To be done:
Return the whole listing, line for line, without the pictures in it.

********************

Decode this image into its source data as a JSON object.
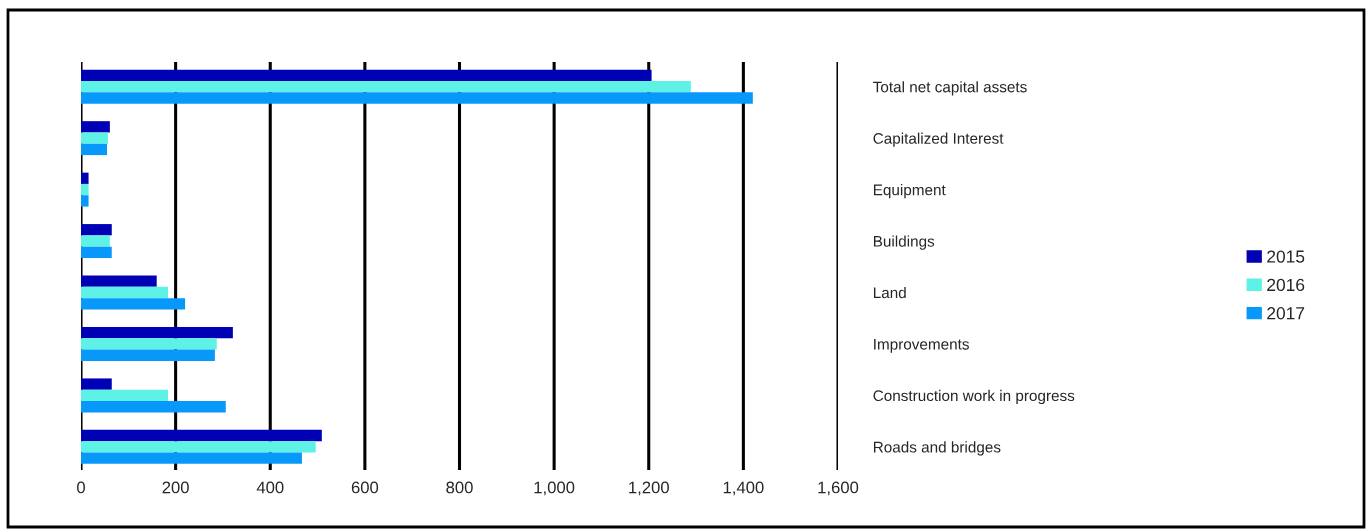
{
  "chart_data": {
    "type": "bar",
    "orientation": "horizontal",
    "categories": [
      "Total net capital assets",
      "Capitalized Interest",
      "Equipment",
      "Buildings",
      "Land",
      "Improvements",
      "Construction work in progress",
      "Roads and bridges"
    ],
    "series": [
      {
        "name": "2015",
        "color": "#0000b4",
        "values": [
          1206,
          61,
          16,
          65,
          160,
          321,
          65,
          509
        ]
      },
      {
        "name": "2016",
        "color": "#5ef2e6",
        "values": [
          1289,
          57,
          16,
          61,
          184,
          287,
          184,
          496
        ]
      },
      {
        "name": "2017",
        "color": "#0898fa",
        "values": [
          1420,
          55,
          16,
          65,
          220,
          283,
          306,
          467
        ]
      }
    ],
    "xlim": [
      0,
      1600
    ],
    "xticks": [
      0,
      200,
      400,
      600,
      800,
      {
        "value": 1000,
        "label": "1,000"
      },
      {
        "value": 1200,
        "label": "1,200"
      },
      {
        "value": 1400,
        "label": "1,400"
      },
      {
        "value": 1600,
        "label": "1,600"
      }
    ],
    "grid": "x",
    "legend": "right"
  }
}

********************

Response to this exercise:
Decode this image into its source data as a JSON object.
{
  "chart_data": {
    "type": "bar",
    "orientation": "horizontal",
    "categories": [
      "Total net capital assets",
      "Capitalized Interest",
      "Equipment",
      "Buildings",
      "Land",
      "Improvements",
      "Construction work in progress",
      "Roads and bridges"
    ],
    "series": [
      {
        "name": "2015",
        "color": "#0000b4",
        "values": [
          1206,
          61,
          16,
          65,
          160,
          321,
          65,
          509
        ]
      },
      {
        "name": "2016",
        "color": "#5ef2e6",
        "values": [
          1289,
          57,
          16,
          61,
          184,
          287,
          184,
          496
        ]
      },
      {
        "name": "2017",
        "color": "#0898fa",
        "values": [
          1420,
          55,
          16,
          65,
          220,
          283,
          306,
          467
        ]
      }
    ],
    "xlim": [
      0,
      1600
    ],
    "xticks": [
      0,
      200,
      400,
      600,
      800,
      {
        "value": 1000,
        "label": "1,000"
      },
      {
        "value": 1200,
        "label": "1,200"
      },
      {
        "value": 1400,
        "label": "1,400"
      },
      {
        "value": 1600,
        "label": "1,600"
      }
    ],
    "grid": "x",
    "legend": "right"
  }
}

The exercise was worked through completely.